··· RECORDS TO USE ···

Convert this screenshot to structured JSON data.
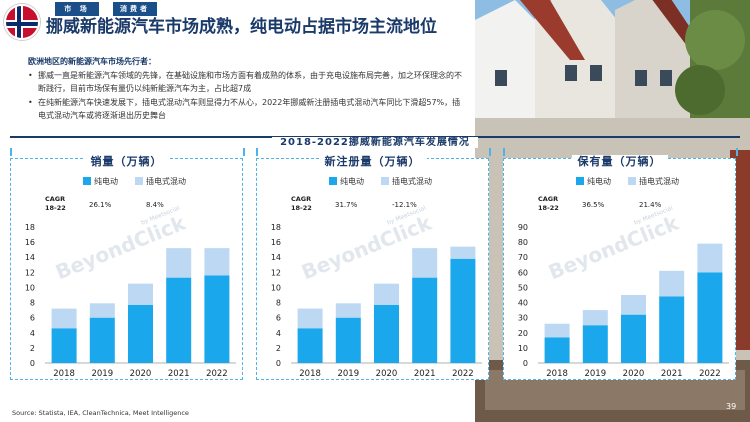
{
  "header": {
    "tab_market": "市 场",
    "tab_consumer": "消费者",
    "title": "挪威新能源汽车市场成熟，纯电动占据市场主流地位"
  },
  "intro": {
    "subtitle": "欧洲地区的新能源汽车市场先行者：",
    "bullets": [
      "挪威一直是新能源汽车领域的先锋，在基础设施和市场方面有着成熟的体系，由于充电设施布局完善，加之环保理念的不断践行，目前市场保有量仍以纯新能源汽车为主，占比超7成",
      "在纯新能源汽车快速发展下，插电式混动汽车则显得力不从心，2022年挪威新注册插电式混动汽车同比下滑超57%，插电式混动汽车或将逐渐退出历史舞台"
    ]
  },
  "section_title": "2018-2022挪威新能源汽车发展情况",
  "colors": {
    "bev": "#1aa7ec",
    "phev": "#bcd8f2",
    "accent": "#1a3a6a",
    "border": "#4fb3e8"
  },
  "chart_data": [
    {
      "type": "bar",
      "stacked": true,
      "title": "销量（万辆）",
      "categories": [
        "2018",
        "2019",
        "2020",
        "2021",
        "2022"
      ],
      "series": [
        {
          "name": "纯电动",
          "values": [
            4.6,
            6.0,
            7.7,
            11.3,
            11.6
          ]
        },
        {
          "name": "插电式混动",
          "values": [
            2.6,
            1.9,
            2.8,
            3.9,
            3.6
          ]
        }
      ],
      "ylim": [
        0,
        18
      ],
      "yticks": [
        0,
        2,
        4,
        6,
        8,
        10,
        12,
        14,
        16,
        18
      ],
      "cagr_label": "CAGR\n18-22",
      "cagr_values": [
        "26.1%",
        "8.4%"
      ],
      "legend": "top"
    },
    {
      "type": "bar",
      "stacked": true,
      "title": "新注册量（万辆）",
      "categories": [
        "2018",
        "2019",
        "2020",
        "2021",
        "2022"
      ],
      "series": [
        {
          "name": "纯电动",
          "values": [
            4.6,
            6.0,
            7.7,
            11.3,
            13.8
          ]
        },
        {
          "name": "插电式混动",
          "values": [
            2.6,
            1.9,
            2.8,
            3.9,
            1.6
          ]
        }
      ],
      "ylim": [
        0,
        18
      ],
      "yticks": [
        0,
        2,
        4,
        6,
        8,
        10,
        12,
        14,
        16,
        18
      ],
      "cagr_label": "CAGR\n18-22",
      "cagr_values": [
        "31.7%",
        "-12.1%"
      ],
      "legend": "top"
    },
    {
      "type": "bar",
      "stacked": true,
      "title": "保有量（万辆）",
      "categories": [
        "2018",
        "2019",
        "2020",
        "2021",
        "2022"
      ],
      "series": [
        {
          "name": "纯电动",
          "values": [
            17,
            25,
            32,
            44,
            60
          ]
        },
        {
          "name": "插电式混动",
          "values": [
            9,
            10,
            13,
            17,
            19
          ]
        }
      ],
      "ylim": [
        0,
        90
      ],
      "yticks": [
        0,
        10,
        20,
        30,
        40,
        50,
        60,
        70,
        80,
        90
      ],
      "cagr_label": "CAGR\n18-22",
      "cagr_values": [
        "36.5%",
        "21.4%"
      ],
      "legend": "top"
    }
  ],
  "watermark": "BeyondClick",
  "watermark_small": "by Meetsocial",
  "source": "Source: Statista, IEA, CleanTechnica, Meet Intelligence",
  "page_number": "39"
}
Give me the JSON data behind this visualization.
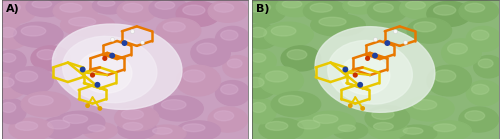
{
  "figsize": [
    5.0,
    1.39
  ],
  "dpi": 100,
  "panel_A_label": "A)",
  "panel_B_label": "B)",
  "label_color": "#000000",
  "label_fontsize": 8,
  "label_fontweight": "bold",
  "border_color": "#555555",
  "border_linewidth": 0.5,
  "image_A_bounds": [
    0.003,
    0.0,
    0.495,
    1.0
  ],
  "image_B_bounds": [
    0.503,
    0.0,
    0.497,
    1.0
  ],
  "bg_color_A": "#c9a0c0",
  "bg_color_B": "#8cb878",
  "bump_colors_A": [
    "#c090b8",
    "#c898b8",
    "#c890b5",
    "#bf88b0",
    "#c898b8",
    "#c090b0",
    "#c898b8",
    "#c898b8",
    "#bf88b0",
    "#c090b0",
    "#c898b8",
    "#bf88ae",
    "#c898b8",
    "#bf88b0",
    "#c090b0",
    "#d0a8c8",
    "#d0a8c8",
    "#d0a8c8",
    "#d0a8c8",
    "#d0a8c8",
    "#b878a8",
    "#b878a8",
    "#b878a8",
    "#b878a8",
    "#b878a8"
  ],
  "bump_colors_B": [
    "#80b068",
    "#88b870",
    "#80b068",
    "#78a860",
    "#88b870",
    "#80b068",
    "#88b870",
    "#88b870",
    "#78a860",
    "#80b068",
    "#88b870",
    "#78a860",
    "#88b870",
    "#78a860",
    "#80b068",
    "#98c880",
    "#98c880",
    "#98c880",
    "#98c880",
    "#98c880",
    "#689858",
    "#689858",
    "#689858",
    "#689858",
    "#689858"
  ],
  "pocket_color_A": "#e8e0ec",
  "pocket_color_B": "#dce8d8",
  "orange": "#E87800",
  "yellow": "#E8C800",
  "blue": "#2040A0",
  "red": "#C83000",
  "white": "#F8F8F8"
}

···

EXERCISE OBJECTIVE: Reproduce all of the material above word for word. Omit the pictures.

ANSWER TO THIS EXERCISE:
Convert this screenshot to structured JSON data.
{
  "header": {
    "tab_market": "市 场",
    "tab_consumer": "消费者",
    "title": "挪威新能源汽车市场成熟，纯电动占据市场主流地位"
  },
  "intro": {
    "subtitle": "欧洲地区的新能源汽车市场先行者：",
    "bullets": [
      "挪威一直是新能源汽车领域的先锋，在基础设施和市场方面有着成熟的体系，由于充电设施布局完善，加之环保理念的不断践行，目前市场保有量仍以纯新能源汽车为主，占比超7成",
      "在纯新能源汽车快速发展下，插电式混动汽车则显得力不从心，2022年挪威新注册插电式混动汽车同比下滑超57%，插电式混动汽车或将逐渐退出历史舞台"
    ]
  },
  "section_title": "2018-2022挪威新能源汽车发展情况",
  "colors": {
    "bev": "#1aa7ec",
    "phev": "#bcd8f2",
    "accent": "#1a3a6a",
    "border": "#4fb3e8"
  },
  "chart_data": [
    {
      "type": "bar",
      "stacked": true,
      "title": "销量（万辆）",
      "categories": [
        "2018",
        "2019",
        "2020",
        "2021",
        "2022"
      ],
      "series": [
        {
          "name": "纯电动",
          "values": [
            4.6,
            6.0,
            7.7,
            11.3,
            11.6
          ]
        },
        {
          "name": "插电式混动",
          "values": [
            2.6,
            1.9,
            2.8,
            3.9,
            3.6
          ]
        }
      ],
      "ylim": [
        0,
        18
      ],
      "yticks": [
        0,
        2,
        4,
        6,
        8,
        10,
        12,
        14,
        16,
        18
      ],
      "cagr_label": "CAGR\n18-22",
      "cagr_values": [
        "26.1%",
        "8.4%"
      ],
      "legend": "top"
    },
    {
      "type": "bar",
      "stacked": true,
      "title": "新注册量（万辆）",
      "categories": [
        "2018",
        "2019",
        "2020",
        "2021",
        "2022"
      ],
      "series": [
        {
          "name": "纯电动",
          "values": [
            4.6,
            6.0,
            7.7,
            11.3,
            13.8
          ]
        },
        {
          "name": "插电式混动",
          "values": [
            2.6,
            1.9,
            2.8,
            3.9,
            1.6
          ]
        }
      ],
      "ylim": [
        0,
        18
      ],
      "yticks": [
        0,
        2,
        4,
        6,
        8,
        10,
        12,
        14,
        16,
        18
      ],
      "cagr_label": "CAGR\n18-22",
      "cagr_values": [
        "31.7%",
        "-12.1%"
      ],
      "legend": "top"
    },
    {
      "type": "bar",
      "stacked": true,
      "title": "保有量（万辆）",
      "categories": [
        "2018",
        "2019",
        "2020",
        "2021",
        "2022"
      ],
      "series": [
        {
          "name": "纯电动",
          "values": [
            17,
            25,
            32,
            44,
            60
          ]
        },
        {
          "name": "插电式混动",
          "values": [
            9,
            10,
            13,
            17,
            19
          ]
        }
      ],
      "ylim": [
        0,
        90
      ],
      "yticks": [
        0,
        10,
        20,
        30,
        40,
        50,
        60,
        70,
        80,
        90
      ],
      "cagr_label": "CAGR\n18-22",
      "cagr_values": [
        "36.5%",
        "21.4%"
      ],
      "legend": "top"
    }
  ],
  "watermark": "BeyondClick",
  "watermark_small": "by Meetsocial",
  "source": "Source: Statista, IEA, CleanTechnica, Meet Intelligence",
  "page_number": "39"
}
Give me the JSON data behind this visualization.
{
  "figsize": [
    5.0,
    1.39
  ],
  "dpi": 100,
  "panel_A_label": "A)",
  "panel_B_label": "B)",
  "label_color": "#000000",
  "label_fontsize": 8,
  "label_fontweight": "bold",
  "border_color": "#555555",
  "border_linewidth": 0.5,
  "image_A_bounds": [
    0.003,
    0.0,
    0.495,
    1.0
  ],
  "image_B_bounds": [
    0.503,
    0.0,
    0.497,
    1.0
  ],
  "bg_color_A": "#c9a0c0",
  "bg_color_B": "#8cb878",
  "bump_colors_A": [
    "#c090b8",
    "#c898b8",
    "#c890b5",
    "#bf88b0",
    "#c898b8",
    "#c090b0",
    "#c898b8",
    "#c898b8",
    "#bf88b0",
    "#c090b0",
    "#c898b8",
    "#bf88ae",
    "#c898b8",
    "#bf88b0",
    "#c090b0",
    "#d0a8c8",
    "#d0a8c8",
    "#d0a8c8",
    "#d0a8c8",
    "#d0a8c8",
    "#b878a8",
    "#b878a8",
    "#b878a8",
    "#b878a8",
    "#b878a8"
  ],
  "bump_colors_B": [
    "#80b068",
    "#88b870",
    "#80b068",
    "#78a860",
    "#88b870",
    "#80b068",
    "#88b870",
    "#88b870",
    "#78a860",
    "#80b068",
    "#88b870",
    "#78a860",
    "#88b870",
    "#78a860",
    "#80b068",
    "#98c880",
    "#98c880",
    "#98c880",
    "#98c880",
    "#98c880",
    "#689858",
    "#689858",
    "#689858",
    "#689858",
    "#689858"
  ],
  "pocket_color_A": "#e8e0ec",
  "pocket_color_B": "#dce8d8",
  "orange": "#E87800",
  "yellow": "#E8C800",
  "blue": "#2040A0",
  "red": "#C83000",
  "white": "#F8F8F8"
}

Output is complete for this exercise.